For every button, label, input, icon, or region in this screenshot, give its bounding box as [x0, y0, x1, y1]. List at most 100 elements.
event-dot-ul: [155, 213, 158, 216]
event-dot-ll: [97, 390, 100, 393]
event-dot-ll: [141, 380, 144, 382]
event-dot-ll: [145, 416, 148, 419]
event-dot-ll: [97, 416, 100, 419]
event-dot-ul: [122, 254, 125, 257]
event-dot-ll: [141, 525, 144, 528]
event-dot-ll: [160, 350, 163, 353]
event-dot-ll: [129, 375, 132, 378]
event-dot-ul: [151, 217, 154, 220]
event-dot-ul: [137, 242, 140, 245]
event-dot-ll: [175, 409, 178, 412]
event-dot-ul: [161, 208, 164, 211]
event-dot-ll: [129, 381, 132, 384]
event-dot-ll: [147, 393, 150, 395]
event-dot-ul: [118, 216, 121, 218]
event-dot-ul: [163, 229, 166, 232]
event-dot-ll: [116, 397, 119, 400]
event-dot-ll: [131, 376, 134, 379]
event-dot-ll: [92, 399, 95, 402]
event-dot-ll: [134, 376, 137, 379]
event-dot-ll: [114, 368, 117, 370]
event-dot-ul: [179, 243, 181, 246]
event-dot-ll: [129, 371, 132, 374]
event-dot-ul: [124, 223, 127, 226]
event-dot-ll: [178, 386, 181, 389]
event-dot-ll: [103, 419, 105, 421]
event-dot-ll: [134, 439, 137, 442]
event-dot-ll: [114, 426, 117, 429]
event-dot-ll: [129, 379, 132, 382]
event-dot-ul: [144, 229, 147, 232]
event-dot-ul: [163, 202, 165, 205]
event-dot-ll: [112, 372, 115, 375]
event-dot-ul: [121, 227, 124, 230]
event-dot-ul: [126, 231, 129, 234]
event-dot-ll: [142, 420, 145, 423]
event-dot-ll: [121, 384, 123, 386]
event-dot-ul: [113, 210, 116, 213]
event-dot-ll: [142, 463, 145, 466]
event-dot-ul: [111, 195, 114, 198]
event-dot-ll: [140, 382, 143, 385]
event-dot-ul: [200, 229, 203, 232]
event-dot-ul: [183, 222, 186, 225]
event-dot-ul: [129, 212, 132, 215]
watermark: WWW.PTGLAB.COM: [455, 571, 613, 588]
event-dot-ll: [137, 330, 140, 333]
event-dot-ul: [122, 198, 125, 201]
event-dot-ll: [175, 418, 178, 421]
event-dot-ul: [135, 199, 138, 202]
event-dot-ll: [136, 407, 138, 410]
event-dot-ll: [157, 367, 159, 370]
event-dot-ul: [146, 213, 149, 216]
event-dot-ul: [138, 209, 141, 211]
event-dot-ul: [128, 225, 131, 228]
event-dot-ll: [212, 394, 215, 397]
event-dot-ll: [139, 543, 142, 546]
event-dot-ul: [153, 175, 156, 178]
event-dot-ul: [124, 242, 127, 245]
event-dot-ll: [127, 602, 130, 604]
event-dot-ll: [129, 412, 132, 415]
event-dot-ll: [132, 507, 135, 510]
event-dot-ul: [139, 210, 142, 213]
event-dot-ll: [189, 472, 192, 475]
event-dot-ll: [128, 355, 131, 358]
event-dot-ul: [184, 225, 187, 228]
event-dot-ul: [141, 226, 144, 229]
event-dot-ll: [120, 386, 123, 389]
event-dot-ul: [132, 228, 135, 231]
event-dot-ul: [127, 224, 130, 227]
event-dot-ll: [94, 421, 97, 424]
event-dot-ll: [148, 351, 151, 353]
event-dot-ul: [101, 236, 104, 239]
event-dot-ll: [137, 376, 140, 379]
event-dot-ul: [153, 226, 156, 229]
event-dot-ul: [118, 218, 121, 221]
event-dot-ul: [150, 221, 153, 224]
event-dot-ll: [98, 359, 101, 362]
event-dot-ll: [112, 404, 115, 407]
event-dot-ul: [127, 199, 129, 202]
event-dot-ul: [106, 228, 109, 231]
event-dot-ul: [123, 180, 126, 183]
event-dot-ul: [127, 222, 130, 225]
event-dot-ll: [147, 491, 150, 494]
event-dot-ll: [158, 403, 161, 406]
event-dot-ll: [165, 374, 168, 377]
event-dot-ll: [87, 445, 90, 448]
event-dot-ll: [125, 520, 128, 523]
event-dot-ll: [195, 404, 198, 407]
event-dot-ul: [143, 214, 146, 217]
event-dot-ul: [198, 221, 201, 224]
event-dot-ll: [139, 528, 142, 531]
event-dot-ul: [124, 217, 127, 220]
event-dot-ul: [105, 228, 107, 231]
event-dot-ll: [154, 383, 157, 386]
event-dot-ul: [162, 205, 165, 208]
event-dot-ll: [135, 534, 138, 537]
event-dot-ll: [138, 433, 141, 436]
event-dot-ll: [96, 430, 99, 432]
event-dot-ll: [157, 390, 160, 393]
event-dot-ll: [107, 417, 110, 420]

________________________________________

## YOUR INSTRUCTIONS
From the records above, copy every line that contains the string "PTGLAB". Treat uppercase and lowercase letters as different.

## SOLUTION
watermark: WWW.PTGLAB.COM: [455, 571, 613, 588]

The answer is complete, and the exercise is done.